Task instructions: Pull out every line below containing the word "implementation".

Material provided:
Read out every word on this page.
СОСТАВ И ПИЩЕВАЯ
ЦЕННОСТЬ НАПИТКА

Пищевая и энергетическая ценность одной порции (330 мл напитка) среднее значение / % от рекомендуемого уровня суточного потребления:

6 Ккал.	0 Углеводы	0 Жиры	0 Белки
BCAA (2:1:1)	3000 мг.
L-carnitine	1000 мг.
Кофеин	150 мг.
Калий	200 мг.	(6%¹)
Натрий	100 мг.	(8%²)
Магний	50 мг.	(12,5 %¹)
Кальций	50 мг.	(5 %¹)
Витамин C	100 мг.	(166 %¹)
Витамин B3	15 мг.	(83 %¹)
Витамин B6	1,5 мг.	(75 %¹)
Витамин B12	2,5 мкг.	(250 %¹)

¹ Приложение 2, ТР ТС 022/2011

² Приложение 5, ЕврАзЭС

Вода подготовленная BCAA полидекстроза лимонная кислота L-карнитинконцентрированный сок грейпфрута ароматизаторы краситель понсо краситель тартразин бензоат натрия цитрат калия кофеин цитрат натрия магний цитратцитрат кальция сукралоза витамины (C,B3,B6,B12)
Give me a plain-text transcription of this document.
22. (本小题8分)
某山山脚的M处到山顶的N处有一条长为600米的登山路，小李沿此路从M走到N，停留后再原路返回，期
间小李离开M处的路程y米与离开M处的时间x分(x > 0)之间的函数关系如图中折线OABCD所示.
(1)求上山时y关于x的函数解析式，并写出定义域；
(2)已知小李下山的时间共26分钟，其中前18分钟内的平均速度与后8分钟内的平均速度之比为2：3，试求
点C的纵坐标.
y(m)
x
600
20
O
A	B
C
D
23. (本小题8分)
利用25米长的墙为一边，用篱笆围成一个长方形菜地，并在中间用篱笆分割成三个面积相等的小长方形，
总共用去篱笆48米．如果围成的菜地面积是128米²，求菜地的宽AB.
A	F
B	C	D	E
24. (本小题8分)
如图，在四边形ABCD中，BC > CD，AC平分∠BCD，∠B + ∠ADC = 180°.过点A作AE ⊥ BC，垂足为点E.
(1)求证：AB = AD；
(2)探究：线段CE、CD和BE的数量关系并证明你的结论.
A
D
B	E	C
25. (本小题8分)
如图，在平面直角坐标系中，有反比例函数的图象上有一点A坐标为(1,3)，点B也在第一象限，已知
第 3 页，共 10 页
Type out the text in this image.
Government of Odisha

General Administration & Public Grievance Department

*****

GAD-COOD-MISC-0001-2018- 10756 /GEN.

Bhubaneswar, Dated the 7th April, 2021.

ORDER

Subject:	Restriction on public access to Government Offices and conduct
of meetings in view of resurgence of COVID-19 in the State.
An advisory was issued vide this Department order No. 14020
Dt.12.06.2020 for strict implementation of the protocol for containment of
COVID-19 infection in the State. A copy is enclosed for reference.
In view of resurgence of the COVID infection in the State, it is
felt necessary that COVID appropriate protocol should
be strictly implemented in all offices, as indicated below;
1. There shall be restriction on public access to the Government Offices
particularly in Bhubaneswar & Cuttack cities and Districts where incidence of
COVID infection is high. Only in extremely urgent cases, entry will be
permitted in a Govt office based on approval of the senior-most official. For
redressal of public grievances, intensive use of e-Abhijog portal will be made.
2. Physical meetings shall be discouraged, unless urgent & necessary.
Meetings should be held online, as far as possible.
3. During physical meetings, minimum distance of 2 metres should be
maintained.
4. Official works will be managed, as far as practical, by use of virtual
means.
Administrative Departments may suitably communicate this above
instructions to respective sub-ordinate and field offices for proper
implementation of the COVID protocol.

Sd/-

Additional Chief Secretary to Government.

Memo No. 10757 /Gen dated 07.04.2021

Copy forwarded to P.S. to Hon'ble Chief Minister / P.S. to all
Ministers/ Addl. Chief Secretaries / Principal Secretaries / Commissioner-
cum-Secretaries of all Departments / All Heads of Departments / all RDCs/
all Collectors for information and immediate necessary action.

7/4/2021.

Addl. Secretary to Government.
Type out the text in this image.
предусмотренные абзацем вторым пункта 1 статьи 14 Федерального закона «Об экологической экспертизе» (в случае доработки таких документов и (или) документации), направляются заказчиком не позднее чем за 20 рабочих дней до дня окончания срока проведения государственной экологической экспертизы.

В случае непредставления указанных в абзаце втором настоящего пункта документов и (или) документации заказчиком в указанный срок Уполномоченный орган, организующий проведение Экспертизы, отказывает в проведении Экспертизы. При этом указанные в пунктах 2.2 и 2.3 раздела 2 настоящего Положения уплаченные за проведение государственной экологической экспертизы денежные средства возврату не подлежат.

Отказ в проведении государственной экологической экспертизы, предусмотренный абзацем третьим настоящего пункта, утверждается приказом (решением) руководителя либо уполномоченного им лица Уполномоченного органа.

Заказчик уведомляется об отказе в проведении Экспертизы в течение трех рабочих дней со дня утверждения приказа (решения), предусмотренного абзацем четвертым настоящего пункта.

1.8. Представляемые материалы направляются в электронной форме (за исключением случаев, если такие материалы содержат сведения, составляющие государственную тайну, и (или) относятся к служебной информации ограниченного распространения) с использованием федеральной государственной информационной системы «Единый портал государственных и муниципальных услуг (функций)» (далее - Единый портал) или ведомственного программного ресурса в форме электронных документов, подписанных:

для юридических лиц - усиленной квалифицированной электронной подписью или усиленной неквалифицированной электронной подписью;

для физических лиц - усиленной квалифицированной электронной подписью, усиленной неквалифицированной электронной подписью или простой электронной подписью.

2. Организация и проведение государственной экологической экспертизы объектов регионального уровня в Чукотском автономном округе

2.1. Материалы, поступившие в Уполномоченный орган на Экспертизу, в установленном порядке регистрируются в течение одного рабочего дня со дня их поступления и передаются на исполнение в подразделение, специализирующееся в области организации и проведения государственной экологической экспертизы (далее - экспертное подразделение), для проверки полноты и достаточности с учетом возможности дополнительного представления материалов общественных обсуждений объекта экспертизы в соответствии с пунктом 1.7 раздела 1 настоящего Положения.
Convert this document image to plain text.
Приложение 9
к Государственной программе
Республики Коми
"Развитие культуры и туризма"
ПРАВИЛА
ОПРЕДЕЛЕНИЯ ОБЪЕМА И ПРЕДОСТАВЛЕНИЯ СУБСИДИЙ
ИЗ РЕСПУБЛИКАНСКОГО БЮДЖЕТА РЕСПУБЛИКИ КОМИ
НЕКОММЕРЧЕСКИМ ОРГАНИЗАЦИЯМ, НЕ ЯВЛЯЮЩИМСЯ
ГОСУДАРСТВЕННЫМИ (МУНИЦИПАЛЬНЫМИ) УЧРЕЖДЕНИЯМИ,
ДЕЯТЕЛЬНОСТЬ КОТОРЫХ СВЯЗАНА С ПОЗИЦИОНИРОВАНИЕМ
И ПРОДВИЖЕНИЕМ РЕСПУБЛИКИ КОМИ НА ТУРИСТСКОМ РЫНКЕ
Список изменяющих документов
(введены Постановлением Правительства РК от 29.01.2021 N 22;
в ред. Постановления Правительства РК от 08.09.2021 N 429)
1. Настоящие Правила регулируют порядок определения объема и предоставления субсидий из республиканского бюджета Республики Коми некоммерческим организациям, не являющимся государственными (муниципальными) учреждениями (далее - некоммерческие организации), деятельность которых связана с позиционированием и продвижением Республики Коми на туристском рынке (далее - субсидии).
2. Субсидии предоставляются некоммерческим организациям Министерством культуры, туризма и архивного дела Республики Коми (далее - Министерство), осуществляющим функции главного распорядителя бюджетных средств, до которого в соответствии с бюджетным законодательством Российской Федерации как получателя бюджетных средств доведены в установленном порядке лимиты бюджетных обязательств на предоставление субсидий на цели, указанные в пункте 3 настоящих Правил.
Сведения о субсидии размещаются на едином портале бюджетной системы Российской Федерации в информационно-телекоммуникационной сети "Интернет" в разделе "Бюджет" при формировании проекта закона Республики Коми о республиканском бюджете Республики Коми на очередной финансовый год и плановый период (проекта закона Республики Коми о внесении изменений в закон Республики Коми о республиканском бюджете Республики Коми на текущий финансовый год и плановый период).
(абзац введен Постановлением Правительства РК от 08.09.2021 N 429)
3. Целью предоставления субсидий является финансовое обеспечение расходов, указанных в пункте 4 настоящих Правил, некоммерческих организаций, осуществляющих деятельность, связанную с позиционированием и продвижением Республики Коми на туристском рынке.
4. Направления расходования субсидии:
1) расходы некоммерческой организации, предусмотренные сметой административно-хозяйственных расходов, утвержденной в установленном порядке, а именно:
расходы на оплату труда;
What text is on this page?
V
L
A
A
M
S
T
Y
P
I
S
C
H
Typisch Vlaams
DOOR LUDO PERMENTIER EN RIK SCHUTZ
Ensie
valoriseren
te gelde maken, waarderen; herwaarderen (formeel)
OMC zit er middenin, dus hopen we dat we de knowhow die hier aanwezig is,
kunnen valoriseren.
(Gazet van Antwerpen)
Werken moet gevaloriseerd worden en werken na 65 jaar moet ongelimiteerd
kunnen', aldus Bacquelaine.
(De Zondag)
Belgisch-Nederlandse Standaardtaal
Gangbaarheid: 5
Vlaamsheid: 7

Solution to this task:
Dt.12.06.2020 for strict implementation of the protocol for containment of
implementation of the COVID protocol.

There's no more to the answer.